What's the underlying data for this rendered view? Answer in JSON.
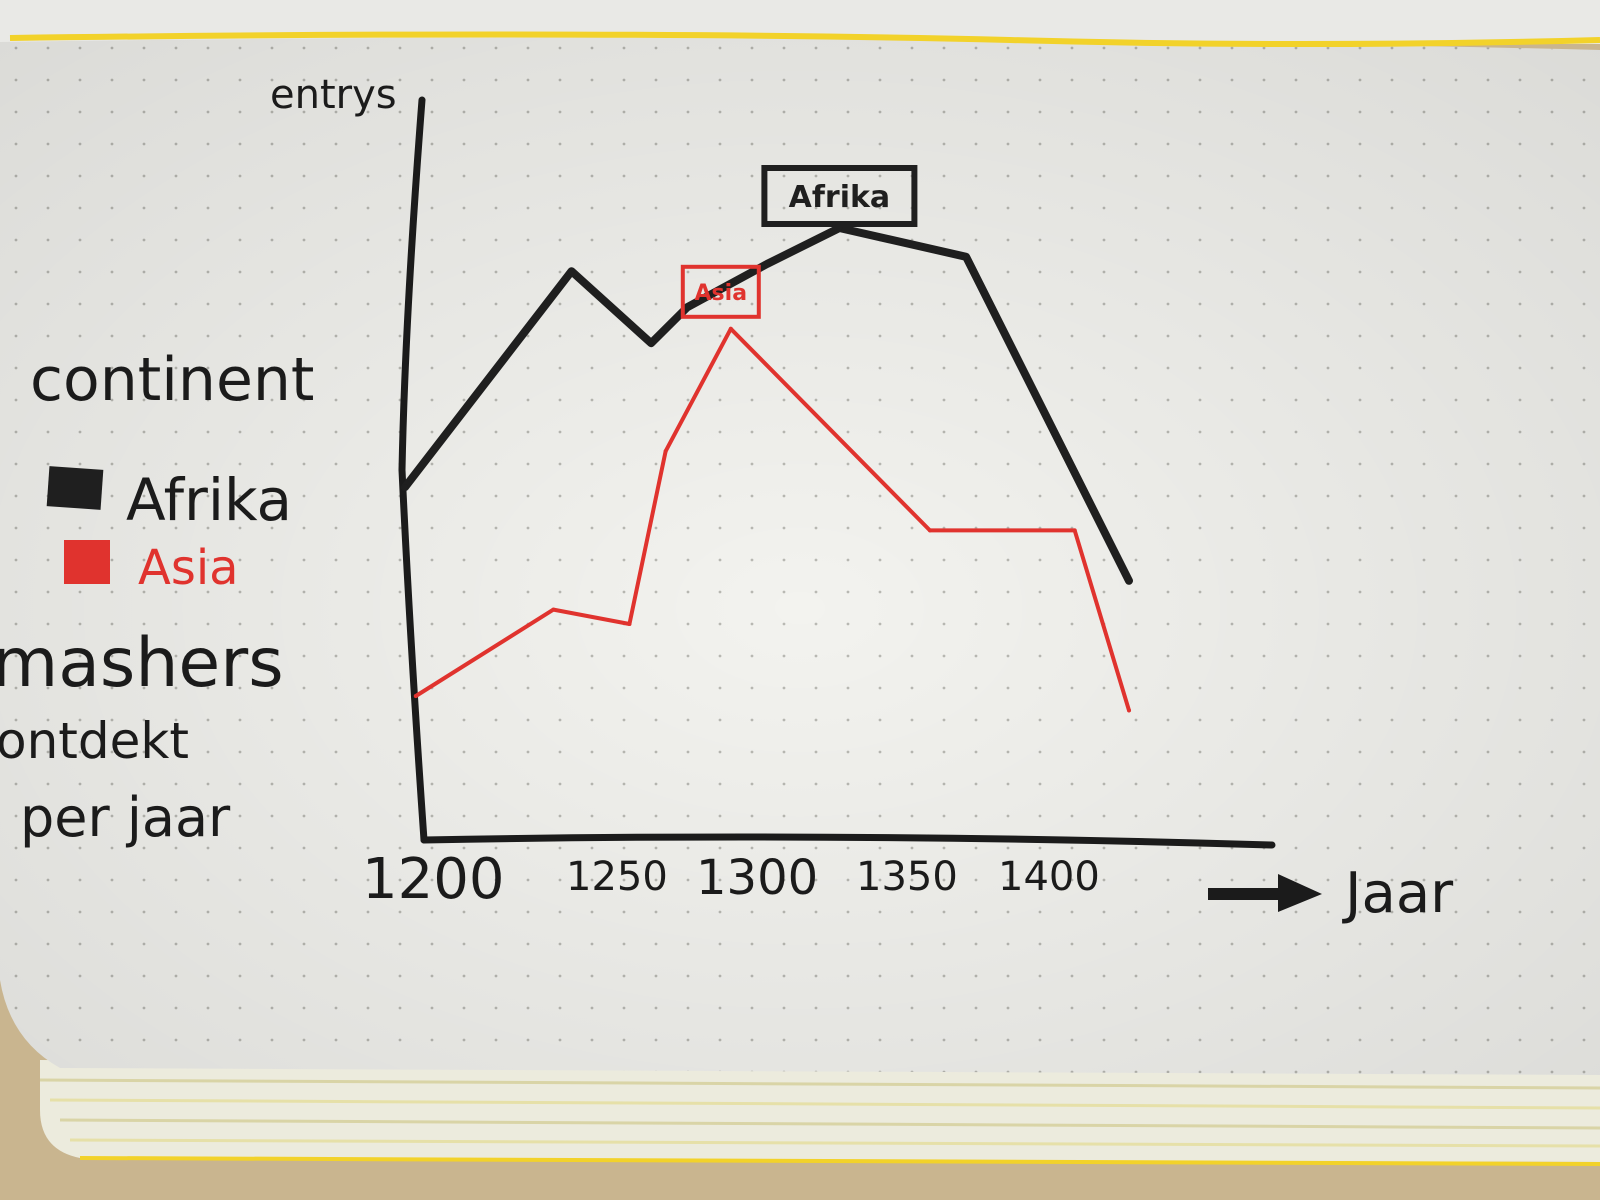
{
  "colors": {
    "afrika": "#1f1f1f",
    "asia": "#e0332e",
    "paper": "#f3f3ef",
    "dots": "#b9b9b3",
    "ribbon": "#f2d22a"
  },
  "legend": {
    "title": "continent",
    "items": [
      {
        "label": "Afrika",
        "color": "#1f1f1f"
      },
      {
        "label": "Asia",
        "color": "#e0332e"
      }
    ]
  },
  "side_note": [
    "mashers",
    "ontdekt",
    "per jaar"
  ],
  "chart_data": {
    "type": "line",
    "ylabel": "entrys",
    "xlabel": "Jaar",
    "x_ticks": [
      "1200",
      "1250",
      "1300",
      "1350",
      "1400"
    ],
    "xlim": [
      1200,
      1450
    ],
    "ylim": [
      0,
      100
    ],
    "series": [
      {
        "name": "Afrika",
        "color": "#1f1f1f",
        "annotation": "Afrika",
        "annotation_index": 5,
        "points": [
          {
            "x": 1200,
            "y": 49
          },
          {
            "x": 1246,
            "y": 79
          },
          {
            "x": 1268,
            "y": 69
          },
          {
            "x": 1278,
            "y": 74
          },
          {
            "x": 1300,
            "y": 80
          },
          {
            "x": 1320,
            "y": 85
          },
          {
            "x": 1355,
            "y": 81
          },
          {
            "x": 1400,
            "y": 36
          }
        ]
      },
      {
        "name": "Asia",
        "color": "#e0332e",
        "annotation": "Asia",
        "annotation_index": 4,
        "points": [
          {
            "x": 1203,
            "y": 20
          },
          {
            "x": 1241,
            "y": 32
          },
          {
            "x": 1262,
            "y": 30
          },
          {
            "x": 1272,
            "y": 54
          },
          {
            "x": 1290,
            "y": 71
          },
          {
            "x": 1345,
            "y": 43
          },
          {
            "x": 1385,
            "y": 43
          },
          {
            "x": 1400,
            "y": 18
          }
        ]
      }
    ]
  }
}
○ ○ ○ ○ ○ ○ ○
* [Short problem]: In your copy of the listing above, reproduce each line exactly and omit all pictures.

* [Answer to this task]:
What's the underlying data for this rendered view? Answer in JSON.
{
  "colors": {
    "afrika": "#1f1f1f",
    "asia": "#e0332e",
    "paper": "#f3f3ef",
    "dots": "#b9b9b3",
    "ribbon": "#f2d22a"
  },
  "legend": {
    "title": "continent",
    "items": [
      {
        "label": "Afrika",
        "color": "#1f1f1f"
      },
      {
        "label": "Asia",
        "color": "#e0332e"
      }
    ]
  },
  "side_note": [
    "mashers",
    "ontdekt",
    "per jaar"
  ],
  "chart_data": {
    "type": "line",
    "ylabel": "entrys",
    "xlabel": "Jaar",
    "x_ticks": [
      "1200",
      "1250",
      "1300",
      "1350",
      "1400"
    ],
    "xlim": [
      1200,
      1450
    ],
    "ylim": [
      0,
      100
    ],
    "series": [
      {
        "name": "Afrika",
        "color": "#1f1f1f",
        "annotation": "Afrika",
        "annotation_index": 5,
        "points": [
          {
            "x": 1200,
            "y": 49
          },
          {
            "x": 1246,
            "y": 79
          },
          {
            "x": 1268,
            "y": 69
          },
          {
            "x": 1278,
            "y": 74
          },
          {
            "x": 1300,
            "y": 80
          },
          {
            "x": 1320,
            "y": 85
          },
          {
            "x": 1355,
            "y": 81
          },
          {
            "x": 1400,
            "y": 36
          }
        ]
      },
      {
        "name": "Asia",
        "color": "#e0332e",
        "annotation": "Asia",
        "annotation_index": 4,
        "points": [
          {
            "x": 1203,
            "y": 20
          },
          {
            "x": 1241,
            "y": 32
          },
          {
            "x": 1262,
            "y": 30
          },
          {
            "x": 1272,
            "y": 54
          },
          {
            "x": 1290,
            "y": 71
          },
          {
            "x": 1345,
            "y": 43
          },
          {
            "x": 1385,
            "y": 43
          },
          {
            "x": 1400,
            "y": 18
          }
        ]
      }
    ]
  }
}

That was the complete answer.